*** Input material

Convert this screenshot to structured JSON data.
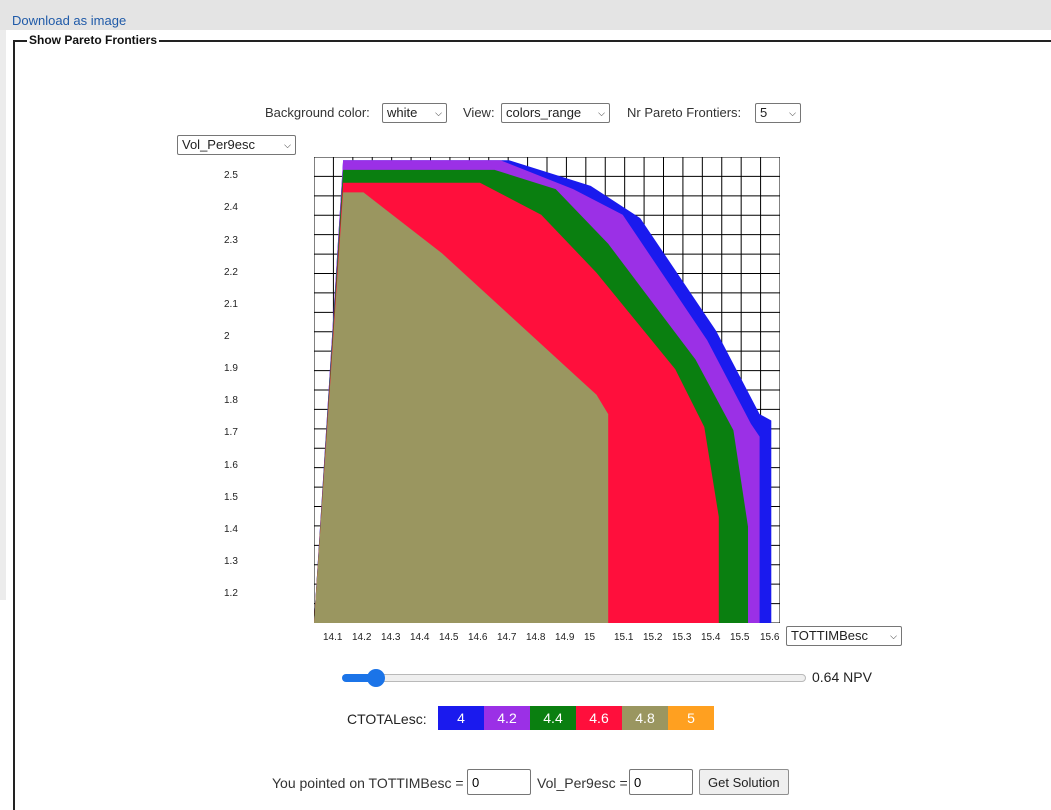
{
  "download_link": "Download as image",
  "panel_title": "Show Pareto Frontiers",
  "controls": {
    "bg_label": "Background color:",
    "bg_value": "white",
    "view_label": "View:",
    "view_value": "colors_range",
    "nr_label": "Nr Pareto Frontiers:",
    "nr_value": "5"
  },
  "y_axis_select": "Vol_Per9esc",
  "x_axis_select": "TOTTIMBesc",
  "chart_data": {
    "type": "area",
    "x_variable": "TOTTIMBesc",
    "y_variable": "Vol_Per9esc",
    "y_ticks": [
      "2.5",
      "2.4",
      "2.3",
      "2.2",
      "2.1",
      "2",
      "1.9",
      "1.8",
      "1.7",
      "1.6",
      "1.5",
      "1.4",
      "1.3",
      "1.2"
    ],
    "x_ticks": [
      "14.1",
      "14.2",
      "14.3",
      "14.4",
      "14.5",
      "14.6",
      "14.7",
      "14.8",
      "14.9",
      "15",
      "15.1",
      "15.2",
      "15.3",
      "15.4",
      "15.5",
      "15.6"
    ],
    "grid": true,
    "series": [
      {
        "name": "4",
        "color": "#1a1aee",
        "points": [
          [
            14.1,
            2.55
          ],
          [
            14.67,
            2.55
          ],
          [
            14.95,
            2.47
          ],
          [
            15.12,
            2.37
          ],
          [
            15.38,
            2.02
          ],
          [
            15.53,
            1.76
          ],
          [
            15.57,
            1.74
          ],
          [
            15.57,
            1.11
          ]
        ]
      },
      {
        "name": "4.2",
        "color": "#9b30e6",
        "points": [
          [
            14.1,
            2.55
          ],
          [
            14.64,
            2.55
          ],
          [
            14.89,
            2.46
          ],
          [
            15.06,
            2.38
          ],
          [
            15.35,
            1.99
          ],
          [
            15.5,
            1.73
          ],
          [
            15.53,
            1.69
          ],
          [
            15.53,
            1.11
          ]
        ]
      },
      {
        "name": "4.4",
        "color": "#0a7f10",
        "points": [
          [
            14.1,
            2.52
          ],
          [
            14.62,
            2.52
          ],
          [
            14.83,
            2.46
          ],
          [
            15.01,
            2.29
          ],
          [
            15.31,
            1.93
          ],
          [
            15.44,
            1.71
          ],
          [
            15.49,
            1.41
          ],
          [
            15.49,
            1.11
          ]
        ]
      },
      {
        "name": "4.6",
        "color": "#ff0f3c",
        "points": [
          [
            14.1,
            2.48
          ],
          [
            14.57,
            2.48
          ],
          [
            14.78,
            2.38
          ],
          [
            14.97,
            2.2
          ],
          [
            15.24,
            1.9
          ],
          [
            15.34,
            1.72
          ],
          [
            15.39,
            1.44
          ],
          [
            15.39,
            1.11
          ]
        ]
      },
      {
        "name": "4.8",
        "color": "#9a9660",
        "points": [
          [
            14.1,
            2.45
          ],
          [
            14.17,
            2.45
          ],
          [
            14.44,
            2.26
          ],
          [
            14.97,
            1.82
          ],
          [
            15.01,
            1.76
          ],
          [
            15.01,
            1.11
          ]
        ]
      }
    ],
    "xlim": [
      14.0,
      15.6
    ],
    "ylim": [
      1.11,
      2.56
    ]
  },
  "slider": {
    "value": "0.64 NPV",
    "fraction": 0.07
  },
  "legend": {
    "label": "CTOTALesc:",
    "items": [
      {
        "value": "4",
        "color": "#1a1aee"
      },
      {
        "value": "4.2",
        "color": "#9b30e6"
      },
      {
        "value": "4.4",
        "color": "#0a7f10"
      },
      {
        "value": "4.6",
        "color": "#ff0f3c"
      },
      {
        "value": "4.8",
        "color": "#9a9660"
      },
      {
        "value": "5",
        "color": "#ffa020"
      }
    ]
  },
  "pointer": {
    "label_x": "You pointed on TOTTIMBesc =",
    "value_x": "0",
    "label_y": "Vol_Per9esc =",
    "value_y": "0",
    "button": "Get Solution"
  }
}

******

» **Written exercise**: Leave out the pictures and retype every line above exactly.

» **Solution**:
Convert this screenshot to structured JSON data.
{
  "download_link": "Download as image",
  "panel_title": "Show Pareto Frontiers",
  "controls": {
    "bg_label": "Background color:",
    "bg_value": "white",
    "view_label": "View:",
    "view_value": "colors_range",
    "nr_label": "Nr Pareto Frontiers:",
    "nr_value": "5"
  },
  "y_axis_select": "Vol_Per9esc",
  "x_axis_select": "TOTTIMBesc",
  "chart_data": {
    "type": "area",
    "x_variable": "TOTTIMBesc",
    "y_variable": "Vol_Per9esc",
    "y_ticks": [
      "2.5",
      "2.4",
      "2.3",
      "2.2",
      "2.1",
      "2",
      "1.9",
      "1.8",
      "1.7",
      "1.6",
      "1.5",
      "1.4",
      "1.3",
      "1.2"
    ],
    "x_ticks": [
      "14.1",
      "14.2",
      "14.3",
      "14.4",
      "14.5",
      "14.6",
      "14.7",
      "14.8",
      "14.9",
      "15",
      "15.1",
      "15.2",
      "15.3",
      "15.4",
      "15.5",
      "15.6"
    ],
    "grid": true,
    "series": [
      {
        "name": "4",
        "color": "#1a1aee",
        "points": [
          [
            14.1,
            2.55
          ],
          [
            14.67,
            2.55
          ],
          [
            14.95,
            2.47
          ],
          [
            15.12,
            2.37
          ],
          [
            15.38,
            2.02
          ],
          [
            15.53,
            1.76
          ],
          [
            15.57,
            1.74
          ],
          [
            15.57,
            1.11
          ]
        ]
      },
      {
        "name": "4.2",
        "color": "#9b30e6",
        "points": [
          [
            14.1,
            2.55
          ],
          [
            14.64,
            2.55
          ],
          [
            14.89,
            2.46
          ],
          [
            15.06,
            2.38
          ],
          [
            15.35,
            1.99
          ],
          [
            15.5,
            1.73
          ],
          [
            15.53,
            1.69
          ],
          [
            15.53,
            1.11
          ]
        ]
      },
      {
        "name": "4.4",
        "color": "#0a7f10",
        "points": [
          [
            14.1,
            2.52
          ],
          [
            14.62,
            2.52
          ],
          [
            14.83,
            2.46
          ],
          [
            15.01,
            2.29
          ],
          [
            15.31,
            1.93
          ],
          [
            15.44,
            1.71
          ],
          [
            15.49,
            1.41
          ],
          [
            15.49,
            1.11
          ]
        ]
      },
      {
        "name": "4.6",
        "color": "#ff0f3c",
        "points": [
          [
            14.1,
            2.48
          ],
          [
            14.57,
            2.48
          ],
          [
            14.78,
            2.38
          ],
          [
            14.97,
            2.2
          ],
          [
            15.24,
            1.9
          ],
          [
            15.34,
            1.72
          ],
          [
            15.39,
            1.44
          ],
          [
            15.39,
            1.11
          ]
        ]
      },
      {
        "name": "4.8",
        "color": "#9a9660",
        "points": [
          [
            14.1,
            2.45
          ],
          [
            14.17,
            2.45
          ],
          [
            14.44,
            2.26
          ],
          [
            14.97,
            1.82
          ],
          [
            15.01,
            1.76
          ],
          [
            15.01,
            1.11
          ]
        ]
      }
    ],
    "xlim": [
      14.0,
      15.6
    ],
    "ylim": [
      1.11,
      2.56
    ]
  },
  "slider": {
    "value": "0.64 NPV",
    "fraction": 0.07
  },
  "legend": {
    "label": "CTOTALesc:",
    "items": [
      {
        "value": "4",
        "color": "#1a1aee"
      },
      {
        "value": "4.2",
        "color": "#9b30e6"
      },
      {
        "value": "4.4",
        "color": "#0a7f10"
      },
      {
        "value": "4.6",
        "color": "#ff0f3c"
      },
      {
        "value": "4.8",
        "color": "#9a9660"
      },
      {
        "value": "5",
        "color": "#ffa020"
      }
    ]
  },
  "pointer": {
    "label_x": "You pointed on TOTTIMBesc =",
    "value_x": "0",
    "label_y": "Vol_Per9esc =",
    "value_y": "0",
    "button": "Get Solution"
  }
}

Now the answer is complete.